| Textabschnitt |
---+---

Auch andere europäische Länder haben das Telefonbuch auf Papier inzwischen abgeschafft, die Niederlande etwa im Jahr 2018.

In Deutschland bleibt alles beim Alten

Und in Deutschland? Bleibt erstmal alles beim Alten. Hierzulande haben gedruckte Telefonbücher noch eine (rückläufige) Auflage von etwa 60 Millionen Stück, so der Verband Deutscher Auskunfts- und Verzeichnismedien laut Nachrichtenagentur DPA. Genutzt werden sie demnach insbesondere von Älteren und Menschen auf dem Land.

Das erste deutsche Telefonbuch erschien 1881 in Berlin, wurde später von der Bundespost und anschließend von der Telekom herausgegeben. Inzwischen erscheinen "Das Telefonbuch", "Das Örtliche", "Gelbe Seiten" und die entsprechenden Online-Ausgaben bei einem Konsortium aus rund 100 Verlagen.

---+---

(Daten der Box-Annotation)
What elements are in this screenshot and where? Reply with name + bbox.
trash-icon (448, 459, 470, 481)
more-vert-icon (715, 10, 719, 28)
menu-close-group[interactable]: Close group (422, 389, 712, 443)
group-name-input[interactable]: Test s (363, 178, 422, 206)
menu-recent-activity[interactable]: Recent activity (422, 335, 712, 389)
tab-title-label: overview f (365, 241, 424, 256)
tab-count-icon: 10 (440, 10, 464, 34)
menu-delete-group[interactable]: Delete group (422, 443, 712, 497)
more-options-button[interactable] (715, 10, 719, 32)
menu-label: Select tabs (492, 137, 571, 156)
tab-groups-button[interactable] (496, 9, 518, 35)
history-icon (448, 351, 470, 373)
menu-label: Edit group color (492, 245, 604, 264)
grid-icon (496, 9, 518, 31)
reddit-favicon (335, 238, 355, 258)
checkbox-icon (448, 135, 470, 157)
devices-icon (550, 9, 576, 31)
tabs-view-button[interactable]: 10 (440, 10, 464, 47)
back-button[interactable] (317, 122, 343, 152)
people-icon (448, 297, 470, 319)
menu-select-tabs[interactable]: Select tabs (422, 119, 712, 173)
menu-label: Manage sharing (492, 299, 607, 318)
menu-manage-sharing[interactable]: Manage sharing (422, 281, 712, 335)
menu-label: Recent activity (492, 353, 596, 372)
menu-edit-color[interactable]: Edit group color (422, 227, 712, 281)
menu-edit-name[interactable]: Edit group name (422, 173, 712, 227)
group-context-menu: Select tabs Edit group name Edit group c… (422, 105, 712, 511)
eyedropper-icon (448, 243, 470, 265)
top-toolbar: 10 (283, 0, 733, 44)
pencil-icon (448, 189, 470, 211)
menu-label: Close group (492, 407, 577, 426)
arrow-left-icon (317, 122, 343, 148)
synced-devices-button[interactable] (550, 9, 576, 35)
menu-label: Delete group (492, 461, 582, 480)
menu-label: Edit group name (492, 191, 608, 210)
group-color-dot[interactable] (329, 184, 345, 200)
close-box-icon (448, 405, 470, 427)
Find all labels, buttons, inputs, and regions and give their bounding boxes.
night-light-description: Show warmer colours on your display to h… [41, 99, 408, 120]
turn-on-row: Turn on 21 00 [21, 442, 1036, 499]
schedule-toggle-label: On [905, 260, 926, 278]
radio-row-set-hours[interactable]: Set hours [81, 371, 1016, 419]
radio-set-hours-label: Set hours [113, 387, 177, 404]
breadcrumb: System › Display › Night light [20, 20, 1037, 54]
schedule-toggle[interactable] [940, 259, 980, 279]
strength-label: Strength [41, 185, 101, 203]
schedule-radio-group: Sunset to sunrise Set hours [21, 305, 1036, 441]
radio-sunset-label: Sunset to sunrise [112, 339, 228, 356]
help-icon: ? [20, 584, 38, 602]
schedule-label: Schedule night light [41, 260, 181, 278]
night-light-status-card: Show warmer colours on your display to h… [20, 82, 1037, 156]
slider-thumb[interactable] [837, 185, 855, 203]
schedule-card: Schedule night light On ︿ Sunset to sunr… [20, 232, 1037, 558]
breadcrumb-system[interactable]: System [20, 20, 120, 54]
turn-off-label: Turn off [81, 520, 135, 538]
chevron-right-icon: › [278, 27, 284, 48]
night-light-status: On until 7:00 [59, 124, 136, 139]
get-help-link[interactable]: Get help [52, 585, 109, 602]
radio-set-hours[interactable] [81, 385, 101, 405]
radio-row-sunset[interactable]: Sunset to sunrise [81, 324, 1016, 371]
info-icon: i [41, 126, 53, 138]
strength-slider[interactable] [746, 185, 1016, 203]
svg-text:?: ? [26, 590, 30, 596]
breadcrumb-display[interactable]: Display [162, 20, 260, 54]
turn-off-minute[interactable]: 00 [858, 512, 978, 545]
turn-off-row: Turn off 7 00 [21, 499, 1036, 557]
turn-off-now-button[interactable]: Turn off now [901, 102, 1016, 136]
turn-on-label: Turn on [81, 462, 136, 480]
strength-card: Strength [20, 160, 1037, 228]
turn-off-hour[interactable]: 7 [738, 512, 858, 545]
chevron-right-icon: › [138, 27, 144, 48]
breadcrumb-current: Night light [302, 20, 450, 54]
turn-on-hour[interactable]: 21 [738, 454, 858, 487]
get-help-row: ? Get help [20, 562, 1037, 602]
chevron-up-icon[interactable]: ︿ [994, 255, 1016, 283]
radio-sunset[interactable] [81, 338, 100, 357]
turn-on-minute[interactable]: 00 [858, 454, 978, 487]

---+---

| Schriftliche Aufgabe 1 |
Gib aus dem Text über das Telefonbuch die Stelle von „Und in Deutschland?“ bis „rund 100 Verlagen.“ wortgetreu wieder.
| Schriftliche Aufgabe 2 |
Beantworte zum Text über das Telefonbuch diese Fragen:
(a) In welchem Jahr haben die Niederlande das Telefonbuch auf Papier abgeschafft?
(b) In welcher Stadt erschien das erste deutsche Telefonbuch?
(c) Aus wie vielen Verlagen besteht das Konsortium, bei dem die Telefonbücher heute erscheinen?
| Schriftliche Aufgabe 3 |
Wie geht der Text über das Telefonbuch nach seinem letzten Satz weiter? Führe ihn fort.

| Ergebnis der Übung 1 |
Und in Deutschland? Bleibt erstmal alles beim Alten. Hierzulande haben gedruckte Telefonbücher noch eine (rückläufige) Auflage von etwa 60 Millionen Stück, so der Verband Deutscher Auskunfts- und Verzeichnismedien laut Nachrichtenagentur DPA. Genutzt werden sie demnach insbesondere von Älteren und Menschen auf dem Land.

Das erste deutsche Telefonbuch erschien 1881 in Berlin, wurde später von der Bundespost und anschließend von der Telekom herausgegeben. Inzwischen erscheinen "Das Telefonbuch", "Das Örtliche", "Gelbe Seiten" und die entsprechenden Online-Ausgaben bei einem Konsortium aus rund 100 Verlagen.

| Ergebnis der Übung 2 |
(a) Im Jahr 2018.
(b) In Berlin.
(c) Aus rund 100 Verlagen.

| Ergebnis der Übung 3 |
Viele Jahre war die jährliche Herausgabe "eines von der Bundesnetzagentur gebilligten gedruckten öffentlichen Teilnehmerverzeichnisses" in Deutsch verpflichtend. Nach einer Novelle des Gesetzes im vergangenen Jahr müssen keine gedruckten Telefonbücher mehr veröffentlicht werden. Der Europäische Kodex für die elektronische Kommunikation sehe dies nicht mehr vor, teilte eine Sprecherin der Bundesnetzagentur auf stern-Anfrage mit. "Der deutsche Gesetzgeber hat daher davon abgesehen, diese verpflichtend zu machen."

Doch ein Auslaufmodell sind die Wälzer deswegen noch lange nicht. Sie dienen den Telefonbuchverlagen immer noch als millionenfach gedruckte Werbefläche zum Geldverdienen – ein Aus steht daher zurzeit nicht zur Debatte.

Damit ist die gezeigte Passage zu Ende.